**Items from a figure collection**:
** start **
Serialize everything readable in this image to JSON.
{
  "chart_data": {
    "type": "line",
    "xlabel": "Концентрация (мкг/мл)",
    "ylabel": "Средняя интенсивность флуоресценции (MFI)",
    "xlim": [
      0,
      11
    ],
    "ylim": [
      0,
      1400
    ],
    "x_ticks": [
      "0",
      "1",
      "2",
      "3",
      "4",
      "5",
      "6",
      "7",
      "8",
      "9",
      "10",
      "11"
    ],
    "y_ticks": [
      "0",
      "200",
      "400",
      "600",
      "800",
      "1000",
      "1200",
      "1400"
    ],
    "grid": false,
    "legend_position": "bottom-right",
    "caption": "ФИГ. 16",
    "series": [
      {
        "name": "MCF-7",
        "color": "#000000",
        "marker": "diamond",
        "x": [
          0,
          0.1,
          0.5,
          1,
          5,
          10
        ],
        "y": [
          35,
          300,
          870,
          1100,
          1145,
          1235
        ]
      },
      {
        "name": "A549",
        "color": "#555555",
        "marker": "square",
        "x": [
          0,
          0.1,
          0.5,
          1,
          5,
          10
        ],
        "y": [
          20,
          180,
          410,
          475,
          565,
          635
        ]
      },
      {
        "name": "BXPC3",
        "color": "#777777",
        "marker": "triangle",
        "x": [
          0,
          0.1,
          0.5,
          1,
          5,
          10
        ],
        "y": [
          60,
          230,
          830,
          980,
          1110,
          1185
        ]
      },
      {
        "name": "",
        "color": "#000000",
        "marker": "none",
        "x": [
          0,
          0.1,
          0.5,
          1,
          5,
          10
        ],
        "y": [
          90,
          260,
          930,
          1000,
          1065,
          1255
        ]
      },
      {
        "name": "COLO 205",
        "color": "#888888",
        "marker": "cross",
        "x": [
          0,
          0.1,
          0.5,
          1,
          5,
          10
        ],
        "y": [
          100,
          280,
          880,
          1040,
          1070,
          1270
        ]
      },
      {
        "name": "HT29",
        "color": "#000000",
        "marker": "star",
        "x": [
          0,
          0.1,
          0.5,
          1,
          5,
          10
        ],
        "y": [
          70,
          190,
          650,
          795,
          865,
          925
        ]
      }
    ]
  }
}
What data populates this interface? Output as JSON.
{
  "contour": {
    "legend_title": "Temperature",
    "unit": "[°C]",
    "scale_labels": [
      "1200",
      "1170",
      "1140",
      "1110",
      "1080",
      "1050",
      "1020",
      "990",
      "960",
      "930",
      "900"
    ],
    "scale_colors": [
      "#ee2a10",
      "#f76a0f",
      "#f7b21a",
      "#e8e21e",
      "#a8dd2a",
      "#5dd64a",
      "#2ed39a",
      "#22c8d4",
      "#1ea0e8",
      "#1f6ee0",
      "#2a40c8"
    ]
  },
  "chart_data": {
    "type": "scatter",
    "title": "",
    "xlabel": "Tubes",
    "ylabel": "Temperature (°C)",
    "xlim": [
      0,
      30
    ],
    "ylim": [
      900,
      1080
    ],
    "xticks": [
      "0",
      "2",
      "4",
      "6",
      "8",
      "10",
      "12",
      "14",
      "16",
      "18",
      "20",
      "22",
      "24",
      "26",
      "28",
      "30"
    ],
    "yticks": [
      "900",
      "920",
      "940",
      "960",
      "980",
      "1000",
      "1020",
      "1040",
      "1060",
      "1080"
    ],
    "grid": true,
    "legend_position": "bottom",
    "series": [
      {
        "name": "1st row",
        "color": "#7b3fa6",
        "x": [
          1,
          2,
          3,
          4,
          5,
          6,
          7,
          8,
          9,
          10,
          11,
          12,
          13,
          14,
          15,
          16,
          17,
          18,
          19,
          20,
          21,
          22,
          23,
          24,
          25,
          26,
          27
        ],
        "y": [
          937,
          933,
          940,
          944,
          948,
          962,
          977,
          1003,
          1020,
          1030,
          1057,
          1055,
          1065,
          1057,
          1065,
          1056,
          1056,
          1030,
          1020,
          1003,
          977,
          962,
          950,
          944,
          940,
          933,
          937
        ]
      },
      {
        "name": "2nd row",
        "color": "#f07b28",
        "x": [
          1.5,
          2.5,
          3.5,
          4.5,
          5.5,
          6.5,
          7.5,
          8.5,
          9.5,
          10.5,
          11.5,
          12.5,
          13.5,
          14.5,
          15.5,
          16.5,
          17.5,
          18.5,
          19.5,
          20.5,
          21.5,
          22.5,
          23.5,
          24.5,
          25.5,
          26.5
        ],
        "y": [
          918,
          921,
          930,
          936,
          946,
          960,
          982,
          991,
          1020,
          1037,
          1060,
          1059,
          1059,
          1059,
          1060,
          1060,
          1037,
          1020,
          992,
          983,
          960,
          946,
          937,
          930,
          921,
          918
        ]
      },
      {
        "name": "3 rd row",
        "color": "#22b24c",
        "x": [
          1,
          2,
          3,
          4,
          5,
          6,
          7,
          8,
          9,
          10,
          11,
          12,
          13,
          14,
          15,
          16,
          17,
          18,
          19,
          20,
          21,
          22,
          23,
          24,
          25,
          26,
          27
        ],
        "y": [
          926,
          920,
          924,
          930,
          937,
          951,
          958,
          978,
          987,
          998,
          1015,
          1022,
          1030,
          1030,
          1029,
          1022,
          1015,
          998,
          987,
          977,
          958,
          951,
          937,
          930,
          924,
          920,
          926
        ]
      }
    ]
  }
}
** end **
**Goal of the exercise**:
Write out the whole listing exactly.

**Reply**:
Serialize everything readable in this image to JSON.
{
  "chart_data": {
    "type": "line",
    "xlabel": "Концентрация (мкг/мл)",
    "ylabel": "Средняя интенсивность флуоресценции (MFI)",
    "xlim": [
      0,
      11
    ],
    "ylim": [
      0,
      1400
    ],
    "x_ticks": [
      "0",
      "1",
      "2",
      "3",
      "4",
      "5",
      "6",
      "7",
      "8",
      "9",
      "10",
      "11"
    ],
    "y_ticks": [
      "0",
      "200",
      "400",
      "600",
      "800",
      "1000",
      "1200",
      "1400"
    ],
    "grid": false,
    "legend_position": "bottom-right",
    "caption": "ФИГ. 16",
    "series": [
      {
        "name": "MCF-7",
        "color": "#000000",
        "marker": "diamond",
        "x": [
          0,
          0.1,
          0.5,
          1,
          5,
          10
        ],
        "y": [
          35,
          300,
          870,
          1100,
          1145,
          1235
        ]
      },
      {
        "name": "A549",
        "color": "#555555",
        "marker": "square",
        "x": [
          0,
          0.1,
          0.5,
          1,
          5,
          10
        ],
        "y": [
          20,
          180,
          410,
          475,
          565,
          635
        ]
      },
      {
        "name": "BXPC3",
        "color": "#777777",
        "marker": "triangle",
        "x": [
          0,
          0.1,
          0.5,
          1,
          5,
          10
        ],
        "y": [
          60,
          230,
          830,
          980,
          1110,
          1185
        ]
      },
      {
        "name": "",
        "color": "#000000",
        "marker": "none",
        "x": [
          0,
          0.1,
          0.5,
          1,
          5,
          10
        ],
        "y": [
          90,
          260,
          930,
          1000,
          1065,
          1255
        ]
      },
      {
        "name": "COLO 205",
        "color": "#888888",
        "marker": "cross",
        "x": [
          0,
          0.1,
          0.5,
          1,
          5,
          10
        ],
        "y": [
          100,
          280,
          880,
          1040,
          1070,
          1270
        ]
      },
      {
        "name": "HT29",
        "color": "#000000",
        "marker": "star",
        "x": [
          0,
          0.1,
          0.5,
          1,
          5,
          10
        ],
        "y": [
          70,
          190,
          650,
          795,
          865,
          925
        ]
      }
    ]
  }
}
What data populates this interface? Output as JSON.
{
  "contour": {
    "legend_title": "Temperature",
    "unit": "[°C]",
    "scale_labels": [
      "1200",
      "1170",
      "1140",
      "1110",
      "1080",
      "1050",
      "1020",
      "990",
      "960",
      "930",
      "900"
    ],
    "scale_colors": [
      "#ee2a10",
      "#f76a0f",
      "#f7b21a",
      "#e8e21e",
      "#a8dd2a",
      "#5dd64a",
      "#2ed39a",
      "#22c8d4",
      "#1ea0e8",
      "#1f6ee0",
      "#2a40c8"
    ]
  },
  "chart_data": {
    "type": "scatter",
    "title": "",
    "xlabel": "Tubes",
    "ylabel": "Temperature (°C)",
    "xlim": [
      0,
      30
    ],
    "ylim": [
      900,
      1080
    ],
    "xticks": [
      "0",
      "2",
      "4",
      "6",
      "8",
      "10",
      "12",
      "14",
      "16",
      "18",
      "20",
      "22",
      "24",
      "26",
      "28",
      "30"
    ],
    "yticks": [
      "900",
      "920",
      "940",
      "960",
      "980",
      "1000",
      "1020",
      "1040",
      "1060",
      "1080"
    ],
    "grid": true,
    "legend_position": "bottom",
    "series": [
      {
        "name": "1st row",
        "color": "#7b3fa6",
        "x": [
          1,
          2,
          3,
          4,
          5,
          6,
          7,
          8,
          9,
          10,
          11,
          12,
          13,
          14,
          15,
          16,
          17,
          18,
          19,
          20,
          21,
          22,
          23,
          24,
          25,
          26,
          27
        ],
        "y": [
          937,
          933,
          940,
          944,
          948,
          962,
          977,
          1003,
          1020,
          1030,
          1057,
          1055,
          1065,
          1057,
          1065,
          1056,
          1056,
          1030,
          1020,
          1003,
          977,
          962,
          950,
          944,
          940,
          933,
          937
        ]
      },
      {
        "name": "2nd row",
        "color": "#f07b28",
        "x": [
          1.5,
          2.5,
          3.5,
          4.5,
          5.5,
          6.5,
          7.5,
          8.5,
          9.5,
          10.5,
          11.5,
          12.5,
          13.5,
          14.5,
          15.5,
          16.5,
          17.5,
          18.5,
          19.5,
          20.5,
          21.5,
          22.5,
          23.5,
          24.5,
          25.5,
          26.5
        ],
        "y": [
          918,
          921,
          930,
          936,
          946,
          960,
          982,
          991,
          1020,
          1037,
          1060,
          1059,
          1059,
          1059,
          1060,
          1060,
          1037,
          1020,
          992,
          983,
          960,
          946,
          937,
          930,
          921,
          918
        ]
      },
      {
        "name": "3 rd row",
        "color": "#22b24c",
        "x": [
          1,
          2,
          3,
          4,
          5,
          6,
          7,
          8,
          9,
          10,
          11,
          12,
          13,
          14,
          15,
          16,
          17,
          18,
          19,
          20,
          21,
          22,
          23,
          24,
          25,
          26,
          27
        ],
        "y": [
          926,
          920,
          924,
          930,
          937,
          951,
          958,
          978,
          987,
          998,
          1015,
          1022,
          1030,
          1030,
          1029,
          1022,
          1015,
          998,
          987,
          977,
          958,
          951,
          937,
          930,
          924,
          920,
          926
        ]
      }
    ]
  }
}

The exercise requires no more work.